◆ **Material for this task**:
* begin *
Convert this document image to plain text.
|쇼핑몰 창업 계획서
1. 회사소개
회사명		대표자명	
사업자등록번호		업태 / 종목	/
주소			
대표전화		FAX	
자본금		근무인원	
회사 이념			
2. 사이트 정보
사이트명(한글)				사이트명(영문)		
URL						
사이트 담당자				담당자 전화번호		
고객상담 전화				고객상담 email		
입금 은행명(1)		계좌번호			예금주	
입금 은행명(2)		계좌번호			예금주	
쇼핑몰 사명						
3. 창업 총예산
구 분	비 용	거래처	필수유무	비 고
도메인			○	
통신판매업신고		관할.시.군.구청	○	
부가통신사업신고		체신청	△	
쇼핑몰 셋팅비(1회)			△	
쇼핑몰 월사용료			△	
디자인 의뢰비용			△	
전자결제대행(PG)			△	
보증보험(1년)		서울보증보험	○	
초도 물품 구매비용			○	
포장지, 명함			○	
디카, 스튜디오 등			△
* end *
◆ **Set task**:
Extract each line from the listing above, please, and repeat it exactly.

◆ **Response to this task**:
Convert this document image to plain text.
|쇼핑몰 창업 계획서
1. 회사소개
회사명		대표자명	
사업자등록번호		업태 / 종목	/
주소			
대표전화		FAX	
자본금		근무인원	
회사 이념			
2. 사이트 정보
사이트명(한글)				사이트명(영문)		
URL						
사이트 담당자				담당자 전화번호		
고객상담 전화				고객상담 email		
입금 은행명(1)		계좌번호			예금주	
입금 은행명(2)		계좌번호			예금주	
쇼핑몰 사명						
3. 창업 총예산
구 분	비 용	거래처	필수유무	비 고
도메인			○	
통신판매업신고		관할.시.군.구청	○	
부가통신사업신고		체신청	△	
쇼핑몰 셋팅비(1회)			△	
쇼핑몰 월사용료			△	
디자인 의뢰비용			△	
전자결제대행(PG)			△	
보증보험(1년)		서울보증보험	○	
초도 물품 구매비용			○	
포장지, 명함			○	
디카, 스튜디오 등			△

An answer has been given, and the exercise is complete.